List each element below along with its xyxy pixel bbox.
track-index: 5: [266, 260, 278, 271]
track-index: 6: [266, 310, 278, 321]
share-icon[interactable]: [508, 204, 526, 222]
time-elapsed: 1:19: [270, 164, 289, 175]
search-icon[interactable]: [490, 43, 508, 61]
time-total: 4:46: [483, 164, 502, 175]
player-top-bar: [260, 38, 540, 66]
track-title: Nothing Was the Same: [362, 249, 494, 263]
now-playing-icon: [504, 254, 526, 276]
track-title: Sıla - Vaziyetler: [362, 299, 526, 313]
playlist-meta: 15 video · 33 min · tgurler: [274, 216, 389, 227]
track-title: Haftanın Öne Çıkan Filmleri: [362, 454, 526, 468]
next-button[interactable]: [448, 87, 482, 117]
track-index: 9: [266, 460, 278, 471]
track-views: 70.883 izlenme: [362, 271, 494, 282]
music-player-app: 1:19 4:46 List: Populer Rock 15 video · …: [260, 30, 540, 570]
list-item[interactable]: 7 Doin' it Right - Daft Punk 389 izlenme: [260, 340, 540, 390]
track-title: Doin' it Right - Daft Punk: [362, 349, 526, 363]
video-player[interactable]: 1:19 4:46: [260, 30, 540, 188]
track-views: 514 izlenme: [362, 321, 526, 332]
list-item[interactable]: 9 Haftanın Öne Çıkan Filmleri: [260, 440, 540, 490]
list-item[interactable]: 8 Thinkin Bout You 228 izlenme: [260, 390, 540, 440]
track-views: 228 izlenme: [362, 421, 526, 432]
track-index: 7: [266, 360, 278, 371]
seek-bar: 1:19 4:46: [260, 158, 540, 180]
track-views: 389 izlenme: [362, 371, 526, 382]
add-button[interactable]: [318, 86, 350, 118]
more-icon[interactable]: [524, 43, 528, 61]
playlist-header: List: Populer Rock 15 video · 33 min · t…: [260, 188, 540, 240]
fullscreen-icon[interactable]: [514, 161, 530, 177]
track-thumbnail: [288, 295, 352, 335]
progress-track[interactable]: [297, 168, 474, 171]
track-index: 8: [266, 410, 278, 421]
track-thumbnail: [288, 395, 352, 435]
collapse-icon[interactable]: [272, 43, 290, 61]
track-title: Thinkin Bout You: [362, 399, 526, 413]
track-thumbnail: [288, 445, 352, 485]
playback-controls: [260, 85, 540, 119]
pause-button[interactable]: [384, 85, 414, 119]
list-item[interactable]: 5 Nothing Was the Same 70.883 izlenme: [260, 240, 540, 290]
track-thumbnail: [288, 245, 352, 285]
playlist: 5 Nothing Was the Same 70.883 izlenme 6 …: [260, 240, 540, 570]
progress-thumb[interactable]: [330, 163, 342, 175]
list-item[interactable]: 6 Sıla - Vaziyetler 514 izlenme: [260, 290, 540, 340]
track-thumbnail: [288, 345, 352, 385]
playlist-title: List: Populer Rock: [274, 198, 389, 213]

DIRECTIVE » Repeat word for word the lines from the first one through the line containing "player-top-bar: [260, 38, 540, 66]", including both of those lines.

EXERCISE SOLUTION »
List each element below along with its xyxy pixel bbox.
track-index: 5: [266, 260, 278, 271]
track-index: 6: [266, 310, 278, 321]
share-icon[interactable]: [508, 204, 526, 222]
time-elapsed: 1:19: [270, 164, 289, 175]
search-icon[interactable]: [490, 43, 508, 61]
time-total: 4:46: [483, 164, 502, 175]
player-top-bar: [260, 38, 540, 66]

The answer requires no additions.